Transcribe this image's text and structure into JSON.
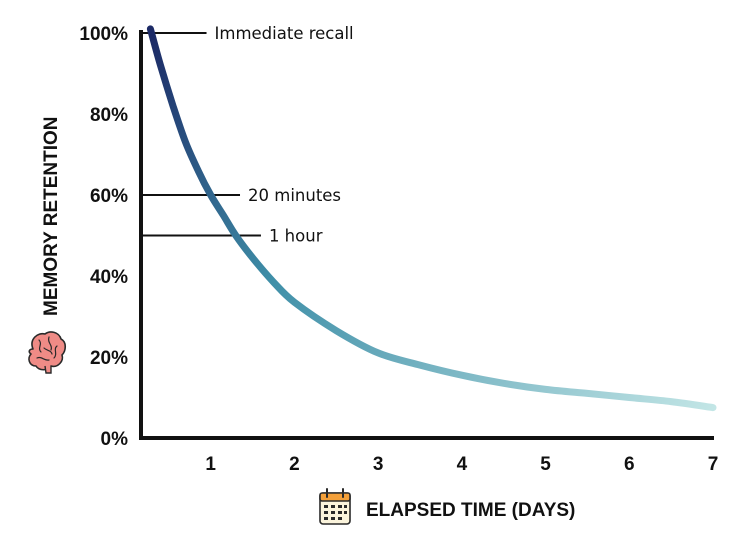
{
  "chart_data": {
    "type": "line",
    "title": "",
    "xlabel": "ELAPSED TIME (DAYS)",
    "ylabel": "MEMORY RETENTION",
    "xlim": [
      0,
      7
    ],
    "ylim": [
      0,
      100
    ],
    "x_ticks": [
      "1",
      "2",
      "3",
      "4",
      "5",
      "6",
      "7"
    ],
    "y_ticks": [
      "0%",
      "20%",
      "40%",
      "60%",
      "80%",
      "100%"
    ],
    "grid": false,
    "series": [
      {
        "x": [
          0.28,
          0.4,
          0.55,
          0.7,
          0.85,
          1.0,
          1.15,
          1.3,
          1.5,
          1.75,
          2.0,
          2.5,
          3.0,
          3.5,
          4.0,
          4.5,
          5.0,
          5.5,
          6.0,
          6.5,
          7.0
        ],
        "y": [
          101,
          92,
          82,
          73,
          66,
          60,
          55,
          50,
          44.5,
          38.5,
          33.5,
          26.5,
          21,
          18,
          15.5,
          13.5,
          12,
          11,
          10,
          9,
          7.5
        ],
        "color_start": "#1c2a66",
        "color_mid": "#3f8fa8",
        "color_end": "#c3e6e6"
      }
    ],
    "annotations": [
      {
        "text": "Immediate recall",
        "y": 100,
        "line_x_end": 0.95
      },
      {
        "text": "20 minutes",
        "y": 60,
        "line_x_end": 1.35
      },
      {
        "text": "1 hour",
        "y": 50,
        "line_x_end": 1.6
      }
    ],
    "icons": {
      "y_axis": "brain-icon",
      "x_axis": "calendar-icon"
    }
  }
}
____
Task objective: Copy each line of the records that contains the word "text".

Response:
Transcribe this image's text and structure into JSON.
        "text": "Immediate recall",
        "text": "20 minutes",
        "text": "1 hour",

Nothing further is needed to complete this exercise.